Recorded data
****
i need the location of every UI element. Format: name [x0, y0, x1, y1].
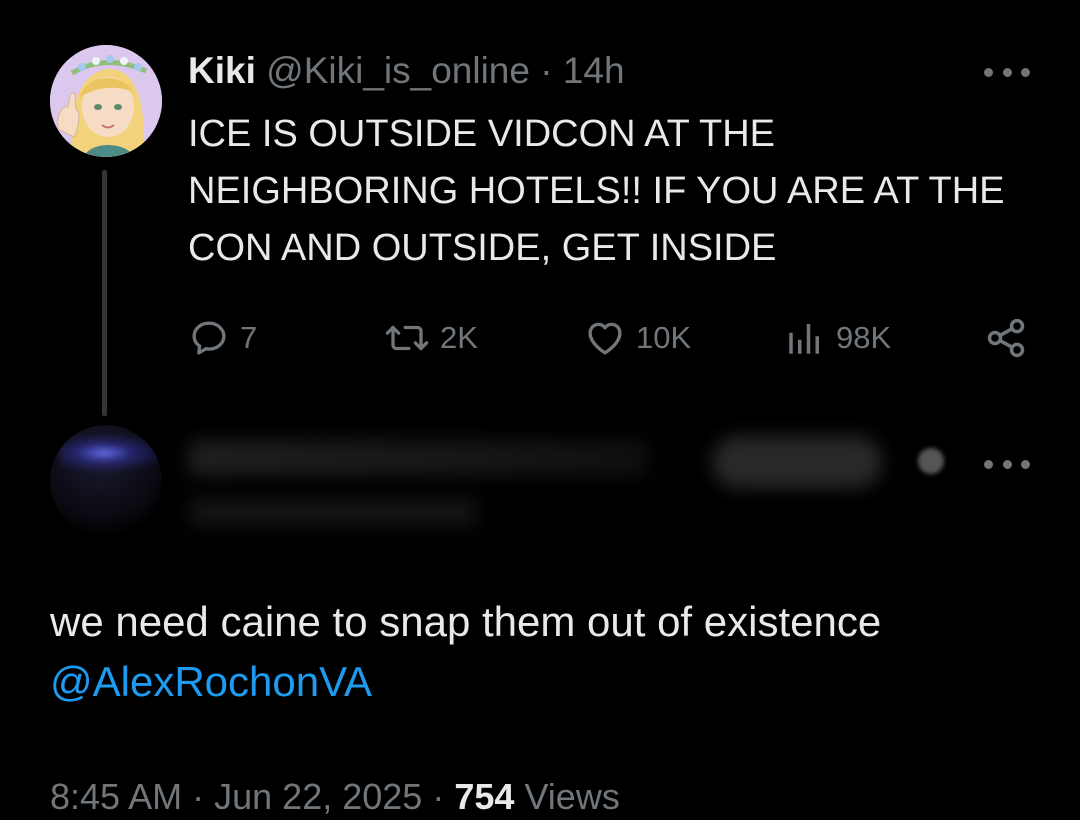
- retweet-icon: [385, 325, 429, 351]
- reply-views-count: 754: [454, 776, 515, 817]
- meta-separator: ·: [192, 776, 205, 817]
- avatar-illustration: [50, 45, 162, 157]
- tweet-timestamp[interactable]: 14h: [563, 50, 625, 91]
- verified-badge-icon: [918, 448, 944, 474]
- more-icon[interactable]: [984, 62, 1030, 82]
- tweet-action-bar: 7 2K 10K 98K: [188, 312, 1028, 364]
- header-separator: ·: [540, 50, 553, 91]
- retweet-count: 2K: [440, 320, 478, 355]
- follow-button-blurred[interactable]: [712, 436, 882, 488]
- reply-avatar[interactable]: [50, 425, 162, 537]
- author-display-name[interactable]: Kiki: [188, 50, 256, 91]
- retweet-button[interactable]: 2K: [384, 312, 478, 364]
- views-icon: [789, 324, 819, 354]
- heart-icon: [588, 322, 622, 355]
- mention-link[interactable]: @AlexRochonVA: [50, 652, 1050, 712]
- more-icon[interactable]: [984, 454, 1030, 474]
- reply-author-name-blurred: [188, 440, 648, 476]
- author-handle[interactable]: @Kiki_is_online: [266, 50, 530, 91]
- share-icon: [987, 318, 1025, 358]
- avatar[interactable]: [50, 45, 162, 157]
- reply-text: we need caine to snap them out of existe…: [50, 592, 1050, 712]
- tweet-text: ICE IS OUTSIDE VIDCON AT THE NEIGHBORING…: [188, 113, 1005, 269]
- post-date[interactable]: Jun 22, 2025: [214, 776, 422, 817]
- like-button[interactable]: 10K: [584, 312, 691, 364]
- meta-separator: ·: [432, 776, 445, 817]
- views-button[interactable]: 98K: [784, 312, 891, 364]
- reply-body: we need caine to snap them out of existe…: [50, 598, 882, 645]
- tweet-header: Kiki @Kiki_is_online · 14h: [188, 48, 625, 94]
- thread-connector-line: [102, 170, 107, 416]
- post-time[interactable]: 8:45 AM: [50, 776, 182, 817]
- reply-author-handle-blurred: [188, 498, 478, 526]
- reply-views-label: Views: [524, 776, 620, 817]
- reply-button[interactable]: 7: [188, 312, 257, 364]
- like-count: 10K: [636, 320, 692, 355]
- reply-count: 7: [240, 320, 258, 355]
- share-button[interactable]: [984, 312, 1028, 364]
- views-count: 98K: [836, 320, 892, 355]
- reply-meta: 8:45 AM · Jun 22, 2025 · 754 Views: [50, 774, 620, 820]
- reply-icon: [192, 321, 226, 355]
****
- SET TASK -
Copy out every line of the items above word for word, but leave out the picture.

- FULL SOLUTION -
i need the location of every UI element. Format: name [x0, y0, x1, y1].
- retweet-icon: [385, 325, 429, 351]
- reply-views-count: 754: [454, 776, 515, 817]
- meta-separator: ·: [192, 776, 205, 817]
- avatar-illustration: [50, 45, 162, 157]
- tweet-timestamp[interactable]: 14h: [563, 50, 625, 91]
- verified-badge-icon: [918, 448, 944, 474]
- more-icon[interactable]: [984, 62, 1030, 82]
- tweet-action-bar: 7 2K 10K 98K: [188, 312, 1028, 364]
- header-separator: ·: [540, 50, 553, 91]
- retweet-count: 2K: [440, 320, 478, 355]
- follow-button-blurred[interactable]: [712, 436, 882, 488]
- reply-avatar[interactable]: [50, 425, 162, 537]
- author-display-name[interactable]: Kiki: [188, 50, 256, 91]
- retweet-button[interactable]: 2K: [384, 312, 478, 364]
- views-icon: [789, 324, 819, 354]
- heart-icon: [588, 322, 622, 355]
- mention-link[interactable]: @AlexRochonVA: [50, 652, 1050, 712]
- more-icon[interactable]: [984, 454, 1030, 474]
- reply-author-name-blurred: [188, 440, 648, 476]
- author-handle[interactable]: @Kiki_is_online: [266, 50, 530, 91]
- share-icon: [987, 318, 1025, 358]
- avatar[interactable]: [50, 45, 162, 157]
- reply-text: we need caine to snap them out of existe…: [50, 592, 1050, 712]
- tweet-text: ICE IS OUTSIDE VIDCON AT THE NEIGHBORING…: [188, 113, 1005, 269]
- post-date[interactable]: Jun 22, 2025: [214, 776, 422, 817]
- like-button[interactable]: 10K: [584, 312, 691, 364]
- meta-separator: ·: [432, 776, 445, 817]
- views-button[interactable]: 98K: [784, 312, 891, 364]
- reply-body: we need caine to snap them out of existe…: [50, 598, 882, 645]
- tweet-header: Kiki @Kiki_is_online · 14h: [188, 48, 625, 94]
- thread-connector-line: [102, 170, 107, 416]
- post-time[interactable]: 8:45 AM: [50, 776, 182, 817]
- reply-author-handle-blurred: [188, 498, 478, 526]
- reply-views-label: Views: [524, 776, 620, 817]
- reply-button[interactable]: 7: [188, 312, 257, 364]
- like-count: 10K: [636, 320, 692, 355]
- reply-count: 7: [240, 320, 258, 355]
- share-button[interactable]: [984, 312, 1028, 364]
- views-count: 98K: [836, 320, 892, 355]
- reply-meta: 8:45 AM · Jun 22, 2025 · 754 Views: [50, 774, 620, 820]
- reply-icon: [192, 321, 226, 355]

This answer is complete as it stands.